GIVEN INSTRUCTION :: Repeat the listing exactly as given, omitting every image.

[Data excerpts]

::::::::

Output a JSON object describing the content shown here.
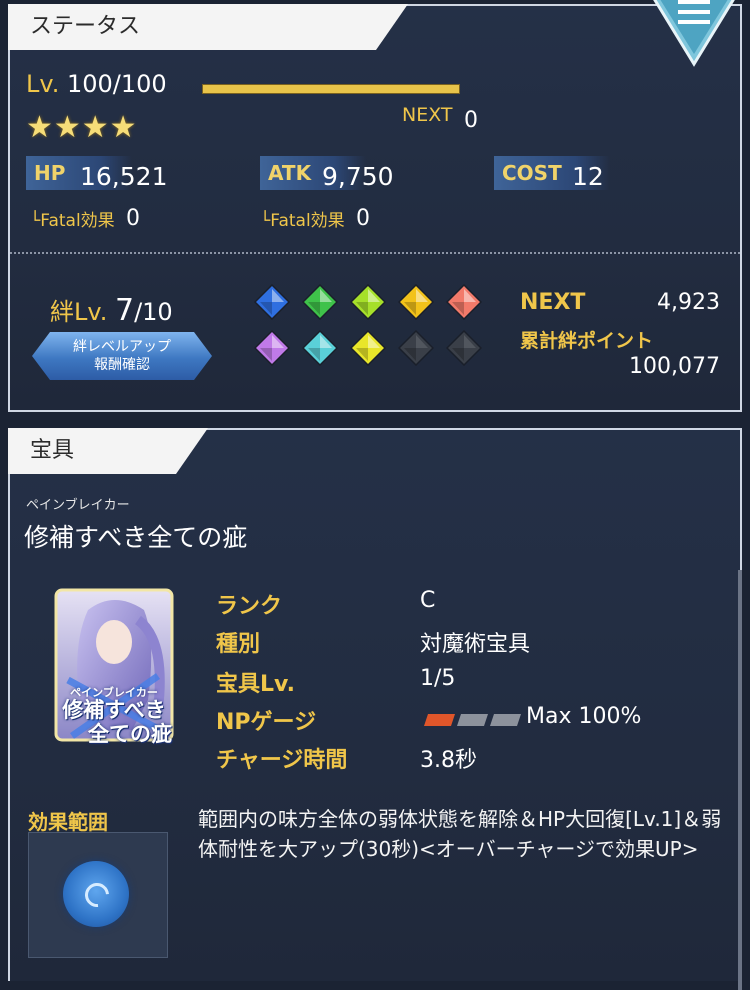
{
  "status": {
    "title": "ステータス",
    "level_label": "Lv.",
    "level_value": "100/100",
    "next_label": "NEXT",
    "next_value": "0",
    "stars": "★★★★",
    "hp_label": "HP",
    "hp_value": "16,521",
    "atk_label": "ATK",
    "atk_value": "9,750",
    "cost_label": "COST",
    "cost_value": "12",
    "fatal_label": "└Fatal効果",
    "fatal_hp_value": "0",
    "fatal_atk_value": "0",
    "bond_label": "絆Lv.",
    "bond_level": "7",
    "bond_max": "/10",
    "bond_button_line1": "絆レベルアップ",
    "bond_button_line2": "報酬確認",
    "bond_next_label": "NEXT",
    "bond_next_value": "4,923",
    "bond_total_label": "累計絆ポイント",
    "bond_total_value": "100,077",
    "gems": [
      {
        "color": "#2f6fe0",
        "lit": true
      },
      {
        "color": "#3fc24a",
        "lit": true
      },
      {
        "color": "#a6e02a",
        "lit": true
      },
      {
        "color": "#f2c21a",
        "lit": true
      },
      {
        "color": "#f27a6a",
        "lit": true
      },
      {
        "color": "#c07ae8",
        "lit": true
      },
      {
        "color": "#5ad0d8",
        "lit": true
      },
      {
        "color": "#e8e62a",
        "lit": true
      },
      {
        "color": "#3a3f48",
        "lit": false
      },
      {
        "color": "#3a3f48",
        "lit": false
      }
    ]
  },
  "noble_phantasm": {
    "title": "宝具",
    "ruby": "ペインブレイカー",
    "name": "修補すべき全ての疵",
    "card_ruby": "ペインブレイカー",
    "card_line1": "修補すべき",
    "card_line2": "全ての疵",
    "rank_label": "ランク",
    "rank_value": "C",
    "type_label": "種別",
    "type_value": "対魔術宝具",
    "np_level_label": "宝具Lv.",
    "np_level_value": "1/5",
    "gauge_label": "NPゲージ",
    "gauge_value": "Max 100%",
    "gauge_fill_segments": 1,
    "gauge_segments": 3,
    "charge_label": "チャージ時間",
    "charge_value": "3.8秒",
    "range_label": "効果範囲",
    "effect_text": "範囲内の味方全体の弱体状態を解除＆HP大回復[Lv.1]＆弱体耐性を大アップ(30秒)<オーバーチャージで効果UP>"
  },
  "colors": {
    "gold": "#f0c64a",
    "panel": "#222c40",
    "background": "#1b2333"
  }
}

::::::::

OUTPUT BELOW ::
Output a JSON object describing the content shown here.
{
  "status": {
    "title": "ステータス",
    "level_label": "Lv.",
    "level_value": "100/100",
    "next_label": "NEXT",
    "next_value": "0",
    "stars": "★★★★",
    "hp_label": "HP",
    "hp_value": "16,521",
    "atk_label": "ATK",
    "atk_value": "9,750",
    "cost_label": "COST",
    "cost_value": "12",
    "fatal_label": "└Fatal効果",
    "fatal_hp_value": "0",
    "fatal_atk_value": "0",
    "bond_label": "絆Lv.",
    "bond_level": "7",
    "bond_max": "/10",
    "bond_button_line1": "絆レベルアップ",
    "bond_button_line2": "報酬確認",
    "bond_next_label": "NEXT",
    "bond_next_value": "4,923",
    "bond_total_label": "累計絆ポイント",
    "bond_total_value": "100,077",
    "gems": [
      {
        "color": "#2f6fe0",
        "lit": true
      },
      {
        "color": "#3fc24a",
        "lit": true
      },
      {
        "color": "#a6e02a",
        "lit": true
      },
      {
        "color": "#f2c21a",
        "lit": true
      },
      {
        "color": "#f27a6a",
        "lit": true
      },
      {
        "color": "#c07ae8",
        "lit": true
      },
      {
        "color": "#5ad0d8",
        "lit": true
      },
      {
        "color": "#e8e62a",
        "lit": true
      },
      {
        "color": "#3a3f48",
        "lit": false
      },
      {
        "color": "#3a3f48",
        "lit": false
      }
    ]
  },
  "noble_phantasm": {
    "title": "宝具",
    "ruby": "ペインブレイカー",
    "name": "修補すべき全ての疵",
    "card_ruby": "ペインブレイカー",
    "card_line1": "修補すべき",
    "card_line2": "全ての疵",
    "rank_label": "ランク",
    "rank_value": "C",
    "type_label": "種別",
    "type_value": "対魔術宝具",
    "np_level_label": "宝具Lv.",
    "np_level_value": "1/5",
    "gauge_label": "NPゲージ",
    "gauge_value": "Max 100%",
    "gauge_fill_segments": 1,
    "gauge_segments": 3,
    "charge_label": "チャージ時間",
    "charge_value": "3.8秒",
    "range_label": "効果範囲",
    "effect_text": "範囲内の味方全体の弱体状態を解除＆HP大回復[Lv.1]＆弱体耐性を大アップ(30秒)<オーバーチャージで効果UP>"
  },
  "colors": {
    "gold": "#f0c64a",
    "panel": "#222c40",
    "background": "#1b2333"
  }
}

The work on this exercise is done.